:: Task to complete ::
The answer must be every line of the records in which the string "pill" appears.

■ ■ ■ ■ ■ ■ ■

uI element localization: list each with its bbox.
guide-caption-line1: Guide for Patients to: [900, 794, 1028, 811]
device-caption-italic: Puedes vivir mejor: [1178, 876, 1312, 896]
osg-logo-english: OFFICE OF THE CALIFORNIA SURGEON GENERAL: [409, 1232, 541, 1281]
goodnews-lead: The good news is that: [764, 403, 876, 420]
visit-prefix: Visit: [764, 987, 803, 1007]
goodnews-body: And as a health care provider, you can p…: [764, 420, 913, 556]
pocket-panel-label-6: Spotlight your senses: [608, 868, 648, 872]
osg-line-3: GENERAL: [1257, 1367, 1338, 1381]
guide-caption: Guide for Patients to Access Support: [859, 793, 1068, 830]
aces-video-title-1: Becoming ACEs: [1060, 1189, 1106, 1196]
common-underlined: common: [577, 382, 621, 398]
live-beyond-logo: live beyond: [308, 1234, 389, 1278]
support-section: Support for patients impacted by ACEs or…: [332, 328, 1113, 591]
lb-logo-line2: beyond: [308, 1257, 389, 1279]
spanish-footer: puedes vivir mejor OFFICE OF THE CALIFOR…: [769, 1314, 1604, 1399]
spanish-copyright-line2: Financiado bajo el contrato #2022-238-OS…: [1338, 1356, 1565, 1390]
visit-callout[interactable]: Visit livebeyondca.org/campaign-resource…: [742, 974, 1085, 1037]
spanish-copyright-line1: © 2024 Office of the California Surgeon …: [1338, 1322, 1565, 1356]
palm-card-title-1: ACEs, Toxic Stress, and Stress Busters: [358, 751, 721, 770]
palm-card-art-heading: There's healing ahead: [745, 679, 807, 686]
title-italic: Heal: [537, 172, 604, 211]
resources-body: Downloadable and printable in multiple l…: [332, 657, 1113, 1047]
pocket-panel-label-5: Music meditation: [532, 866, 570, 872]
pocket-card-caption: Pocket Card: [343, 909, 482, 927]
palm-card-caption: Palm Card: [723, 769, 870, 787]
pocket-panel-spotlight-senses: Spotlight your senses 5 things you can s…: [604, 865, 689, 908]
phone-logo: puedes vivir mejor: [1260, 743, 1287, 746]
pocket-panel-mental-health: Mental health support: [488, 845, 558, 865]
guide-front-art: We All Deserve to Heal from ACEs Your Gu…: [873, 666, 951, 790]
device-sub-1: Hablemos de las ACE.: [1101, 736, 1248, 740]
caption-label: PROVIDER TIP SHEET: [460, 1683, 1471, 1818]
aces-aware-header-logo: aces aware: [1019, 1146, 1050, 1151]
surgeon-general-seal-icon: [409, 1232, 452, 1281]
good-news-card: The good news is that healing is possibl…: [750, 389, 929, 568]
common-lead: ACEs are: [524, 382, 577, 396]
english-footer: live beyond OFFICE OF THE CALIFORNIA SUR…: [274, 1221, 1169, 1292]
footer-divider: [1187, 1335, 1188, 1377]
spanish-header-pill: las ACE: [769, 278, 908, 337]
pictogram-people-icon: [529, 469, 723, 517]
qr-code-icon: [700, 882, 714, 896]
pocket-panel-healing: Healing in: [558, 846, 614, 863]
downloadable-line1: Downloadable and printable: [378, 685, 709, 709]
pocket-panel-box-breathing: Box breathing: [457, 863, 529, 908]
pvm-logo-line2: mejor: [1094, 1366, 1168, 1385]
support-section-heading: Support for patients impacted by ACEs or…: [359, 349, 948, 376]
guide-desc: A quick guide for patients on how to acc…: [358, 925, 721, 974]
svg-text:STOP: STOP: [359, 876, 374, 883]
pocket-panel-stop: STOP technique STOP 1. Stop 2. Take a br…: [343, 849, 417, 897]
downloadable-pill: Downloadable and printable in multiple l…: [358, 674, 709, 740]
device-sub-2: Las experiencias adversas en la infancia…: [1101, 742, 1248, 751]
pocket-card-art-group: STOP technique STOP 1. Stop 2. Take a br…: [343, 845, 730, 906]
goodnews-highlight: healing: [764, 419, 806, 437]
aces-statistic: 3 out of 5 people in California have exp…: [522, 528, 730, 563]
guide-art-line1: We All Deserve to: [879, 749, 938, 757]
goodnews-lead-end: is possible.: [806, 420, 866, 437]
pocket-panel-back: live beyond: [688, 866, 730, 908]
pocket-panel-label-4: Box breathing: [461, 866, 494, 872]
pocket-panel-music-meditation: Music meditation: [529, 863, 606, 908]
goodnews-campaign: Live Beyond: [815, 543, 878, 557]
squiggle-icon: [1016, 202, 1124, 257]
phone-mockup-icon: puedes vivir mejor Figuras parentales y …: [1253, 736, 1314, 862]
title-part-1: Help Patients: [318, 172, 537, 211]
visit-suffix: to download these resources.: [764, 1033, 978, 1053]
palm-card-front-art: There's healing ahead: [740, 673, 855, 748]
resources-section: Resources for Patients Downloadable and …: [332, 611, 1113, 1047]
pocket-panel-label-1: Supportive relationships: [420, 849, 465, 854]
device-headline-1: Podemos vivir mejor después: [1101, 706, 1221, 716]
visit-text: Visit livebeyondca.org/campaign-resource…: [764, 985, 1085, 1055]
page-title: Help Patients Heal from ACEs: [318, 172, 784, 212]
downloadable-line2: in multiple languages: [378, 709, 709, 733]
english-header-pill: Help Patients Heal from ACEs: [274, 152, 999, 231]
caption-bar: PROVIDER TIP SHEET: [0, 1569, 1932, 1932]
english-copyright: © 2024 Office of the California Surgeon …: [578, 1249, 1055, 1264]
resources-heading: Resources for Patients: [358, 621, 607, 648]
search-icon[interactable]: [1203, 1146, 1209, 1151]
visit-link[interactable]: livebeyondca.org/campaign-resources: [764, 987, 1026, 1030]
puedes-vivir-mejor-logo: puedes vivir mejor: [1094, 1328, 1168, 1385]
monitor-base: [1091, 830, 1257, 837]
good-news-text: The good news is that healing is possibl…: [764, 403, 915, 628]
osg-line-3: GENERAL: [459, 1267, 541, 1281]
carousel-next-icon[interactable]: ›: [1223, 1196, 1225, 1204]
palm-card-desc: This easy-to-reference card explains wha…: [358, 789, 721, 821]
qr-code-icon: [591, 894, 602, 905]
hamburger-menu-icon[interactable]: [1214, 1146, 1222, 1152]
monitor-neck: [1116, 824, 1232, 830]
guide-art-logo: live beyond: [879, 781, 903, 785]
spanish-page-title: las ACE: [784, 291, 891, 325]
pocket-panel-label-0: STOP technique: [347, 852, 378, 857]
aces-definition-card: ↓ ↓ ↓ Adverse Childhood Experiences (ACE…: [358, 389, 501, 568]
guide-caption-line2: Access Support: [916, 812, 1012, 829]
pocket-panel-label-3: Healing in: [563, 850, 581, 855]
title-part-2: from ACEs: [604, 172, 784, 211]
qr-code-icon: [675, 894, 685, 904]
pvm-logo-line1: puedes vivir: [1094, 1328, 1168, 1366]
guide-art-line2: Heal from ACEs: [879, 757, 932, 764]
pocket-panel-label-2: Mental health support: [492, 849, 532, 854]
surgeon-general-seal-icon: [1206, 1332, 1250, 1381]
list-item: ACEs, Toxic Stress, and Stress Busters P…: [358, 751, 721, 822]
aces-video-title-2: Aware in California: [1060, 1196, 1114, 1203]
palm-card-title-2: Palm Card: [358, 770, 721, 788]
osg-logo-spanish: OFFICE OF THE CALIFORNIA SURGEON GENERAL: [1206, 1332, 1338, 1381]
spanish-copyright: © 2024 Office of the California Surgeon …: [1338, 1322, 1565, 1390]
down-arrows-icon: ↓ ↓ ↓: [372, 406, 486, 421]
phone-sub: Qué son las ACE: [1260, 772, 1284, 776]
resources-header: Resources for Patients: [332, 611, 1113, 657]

■ ■ ■ ■ ■ ■ ■

:: Final answer ::
spanish-header-pill: las ACE: [769, 278, 908, 337]
downloadable-pill: Downloadable and printable in multiple l…: [358, 674, 709, 740]
english-header-pill: Help Patients Heal from ACEs: [274, 152, 999, 231]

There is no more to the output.